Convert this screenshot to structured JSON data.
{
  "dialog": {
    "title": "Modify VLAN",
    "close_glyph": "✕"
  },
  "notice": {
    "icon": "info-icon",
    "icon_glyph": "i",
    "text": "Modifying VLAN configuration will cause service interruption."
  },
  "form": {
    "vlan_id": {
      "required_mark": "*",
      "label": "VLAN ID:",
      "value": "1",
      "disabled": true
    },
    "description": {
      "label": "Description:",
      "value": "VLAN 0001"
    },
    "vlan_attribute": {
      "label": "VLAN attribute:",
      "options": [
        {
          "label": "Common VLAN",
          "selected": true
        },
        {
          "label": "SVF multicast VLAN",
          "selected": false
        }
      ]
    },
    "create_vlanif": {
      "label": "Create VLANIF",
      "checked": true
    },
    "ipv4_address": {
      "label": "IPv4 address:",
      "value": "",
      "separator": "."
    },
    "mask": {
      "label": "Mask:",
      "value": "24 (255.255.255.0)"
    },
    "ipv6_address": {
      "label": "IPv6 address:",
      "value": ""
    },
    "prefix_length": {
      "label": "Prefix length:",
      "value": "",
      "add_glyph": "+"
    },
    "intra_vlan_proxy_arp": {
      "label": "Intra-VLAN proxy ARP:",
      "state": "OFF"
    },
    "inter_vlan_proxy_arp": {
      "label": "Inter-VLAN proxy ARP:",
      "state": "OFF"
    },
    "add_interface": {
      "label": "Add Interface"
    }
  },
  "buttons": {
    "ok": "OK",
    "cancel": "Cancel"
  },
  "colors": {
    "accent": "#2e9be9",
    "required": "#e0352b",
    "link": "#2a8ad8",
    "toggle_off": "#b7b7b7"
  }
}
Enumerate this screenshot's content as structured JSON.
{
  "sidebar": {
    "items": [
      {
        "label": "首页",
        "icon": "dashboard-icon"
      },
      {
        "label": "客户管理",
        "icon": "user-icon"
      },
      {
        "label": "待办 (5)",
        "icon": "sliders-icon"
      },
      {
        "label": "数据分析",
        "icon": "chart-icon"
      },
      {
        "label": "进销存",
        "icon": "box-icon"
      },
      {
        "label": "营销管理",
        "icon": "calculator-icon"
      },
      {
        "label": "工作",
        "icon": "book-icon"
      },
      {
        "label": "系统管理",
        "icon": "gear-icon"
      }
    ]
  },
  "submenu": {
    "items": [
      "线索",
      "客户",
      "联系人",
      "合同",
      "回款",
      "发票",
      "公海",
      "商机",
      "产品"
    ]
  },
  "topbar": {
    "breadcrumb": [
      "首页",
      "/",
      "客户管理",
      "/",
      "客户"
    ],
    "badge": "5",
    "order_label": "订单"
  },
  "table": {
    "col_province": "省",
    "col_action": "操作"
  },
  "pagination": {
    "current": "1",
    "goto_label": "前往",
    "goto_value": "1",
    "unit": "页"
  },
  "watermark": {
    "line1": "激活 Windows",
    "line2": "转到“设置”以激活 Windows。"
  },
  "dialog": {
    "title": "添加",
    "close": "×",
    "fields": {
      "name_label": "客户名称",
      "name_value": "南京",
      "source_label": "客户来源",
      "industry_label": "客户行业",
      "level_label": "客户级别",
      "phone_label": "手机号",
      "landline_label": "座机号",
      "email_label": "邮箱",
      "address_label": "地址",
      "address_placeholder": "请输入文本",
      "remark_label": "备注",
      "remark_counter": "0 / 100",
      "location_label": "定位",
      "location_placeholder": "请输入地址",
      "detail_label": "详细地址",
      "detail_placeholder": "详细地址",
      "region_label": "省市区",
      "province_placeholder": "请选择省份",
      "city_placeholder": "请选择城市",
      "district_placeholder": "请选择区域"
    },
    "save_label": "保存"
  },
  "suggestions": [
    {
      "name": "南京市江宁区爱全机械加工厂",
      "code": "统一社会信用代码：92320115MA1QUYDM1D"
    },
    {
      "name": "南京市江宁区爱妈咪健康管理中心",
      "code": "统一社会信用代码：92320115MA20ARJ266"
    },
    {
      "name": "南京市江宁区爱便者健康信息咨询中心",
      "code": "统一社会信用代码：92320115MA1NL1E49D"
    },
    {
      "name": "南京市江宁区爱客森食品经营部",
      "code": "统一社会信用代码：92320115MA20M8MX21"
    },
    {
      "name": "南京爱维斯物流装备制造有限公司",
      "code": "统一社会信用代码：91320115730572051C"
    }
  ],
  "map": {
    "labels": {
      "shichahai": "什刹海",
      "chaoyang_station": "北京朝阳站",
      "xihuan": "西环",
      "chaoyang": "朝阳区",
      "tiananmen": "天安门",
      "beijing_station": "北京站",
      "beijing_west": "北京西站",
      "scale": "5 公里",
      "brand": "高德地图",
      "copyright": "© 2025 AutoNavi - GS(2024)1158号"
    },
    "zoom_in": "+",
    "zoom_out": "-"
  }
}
^^^^^^^^
• _GIVEN PROBLEM_: Extract the full set of entries word for word.

• _RESPONSE_:
Convert this screenshot to structured JSON data.
{
  "dialog": {
    "title": "Modify VLAN",
    "close_glyph": "✕"
  },
  "notice": {
    "icon": "info-icon",
    "icon_glyph": "i",
    "text": "Modifying VLAN configuration will cause service interruption."
  },
  "form": {
    "vlan_id": {
      "required_mark": "*",
      "label": "VLAN ID:",
      "value": "1",
      "disabled": true
    },
    "description": {
      "label": "Description:",
      "value": "VLAN 0001"
    },
    "vlan_attribute": {
      "label": "VLAN attribute:",
      "options": [
        {
          "label": "Common VLAN",
          "selected": true
        },
        {
          "label": "SVF multicast VLAN",
          "selected": false
        }
      ]
    },
    "create_vlanif": {
      "label": "Create VLANIF",
      "checked": true
    },
    "ipv4_address": {
      "label": "IPv4 address:",
      "value": "",
      "separator": "."
    },
    "mask": {
      "label": "Mask:",
      "value": "24 (255.255.255.0)"
    },
    "ipv6_address": {
      "label": "IPv6 address:",
      "value": ""
    },
    "prefix_length": {
      "label": "Prefix length:",
      "value": "",
      "add_glyph": "+"
    },
    "intra_vlan_proxy_arp": {
      "label": "Intra-VLAN proxy ARP:",
      "state": "OFF"
    },
    "inter_vlan_proxy_arp": {
      "label": "Inter-VLAN proxy ARP:",
      "state": "OFF"
    },
    "add_interface": {
      "label": "Add Interface"
    }
  },
  "buttons": {
    "ok": "OK",
    "cancel": "Cancel"
  },
  "colors": {
    "accent": "#2e9be9",
    "required": "#e0352b",
    "link": "#2a8ad8",
    "toggle_off": "#b7b7b7"
  }
}
Enumerate this screenshot's content as structured JSON.
{
  "sidebar": {
    "items": [
      {
        "label": "首页",
        "icon": "dashboard-icon"
      },
      {
        "label": "客户管理",
        "icon": "user-icon"
      },
      {
        "label": "待办 (5)",
        "icon": "sliders-icon"
      },
      {
        "label": "数据分析",
        "icon": "chart-icon"
      },
      {
        "label": "进销存",
        "icon": "box-icon"
      },
      {
        "label": "营销管理",
        "icon": "calculator-icon"
      },
      {
        "label": "工作",
        "icon": "book-icon"
      },
      {
        "label": "系统管理",
        "icon": "gear-icon"
      }
    ]
  },
  "submenu": {
    "items": [
      "线索",
      "客户",
      "联系人",
      "合同",
      "回款",
      "发票",
      "公海",
      "商机",
      "产品"
    ]
  },
  "topbar": {
    "breadcrumb": [
      "首页",
      "/",
      "客户管理",
      "/",
      "客户"
    ],
    "badge": "5",
    "order_label": "订单"
  },
  "table": {
    "col_province": "省",
    "col_action": "操作"
  },
  "pagination": {
    "current": "1",
    "goto_label": "前往",
    "goto_value": "1",
    "unit": "页"
  },
  "watermark": {
    "line1": "激活 Windows",
    "line2": "转到“设置”以激活 Windows。"
  },
  "dialog": {
    "title": "添加",
    "close": "×",
    "fields": {
      "name_label": "客户名称",
      "name_value": "南京",
      "source_label": "客户来源",
      "industry_label": "客户行业",
      "level_label": "客户级别",
      "phone_label": "手机号",
      "landline_label": "座机号",
      "email_label": "邮箱",
      "address_label": "地址",
      "address_placeholder": "请输入文本",
      "remark_label": "备注",
      "remark_counter": "0 / 100",
      "location_label": "定位",
      "location_placeholder": "请输入地址",
      "detail_label": "详细地址",
      "detail_placeholder": "详细地址",
      "region_label": "省市区",
      "province_placeholder": "请选择省份",
      "city_placeholder": "请选择城市",
      "district_placeholder": "请选择区域"
    },
    "save_label": "保存"
  },
  "suggestions": [
    {
      "name": "南京市江宁区爱全机械加工厂",
      "code": "统一社会信用代码：92320115MA1QUYDM1D"
    },
    {
      "name": "南京市江宁区爱妈咪健康管理中心",
      "code": "统一社会信用代码：92320115MA20ARJ266"
    },
    {
      "name": "南京市江宁区爱便者健康信息咨询中心",
      "code": "统一社会信用代码：92320115MA1NL1E49D"
    },
    {
      "name": "南京市江宁区爱客森食品经营部",
      "code": "统一社会信用代码：92320115MA20M8MX21"
    },
    {
      "name": "南京爱维斯物流装备制造有限公司",
      "code": "统一社会信用代码：91320115730572051C"
    }
  ],
  "map": {
    "labels": {
      "shichahai": "什刹海",
      "chaoyang_station": "北京朝阳站",
      "xihuan": "西环",
      "chaoyang": "朝阳区",
      "tiananmen": "天安门",
      "beijing_station": "北京站",
      "beijing_west": "北京西站",
      "scale": "5 公里",
      "brand": "高德地图",
      "copyright": "© 2025 AutoNavi - GS(2024)1158号"
    },
    "zoom_in": "+",
    "zoom_out": "-"
  }
}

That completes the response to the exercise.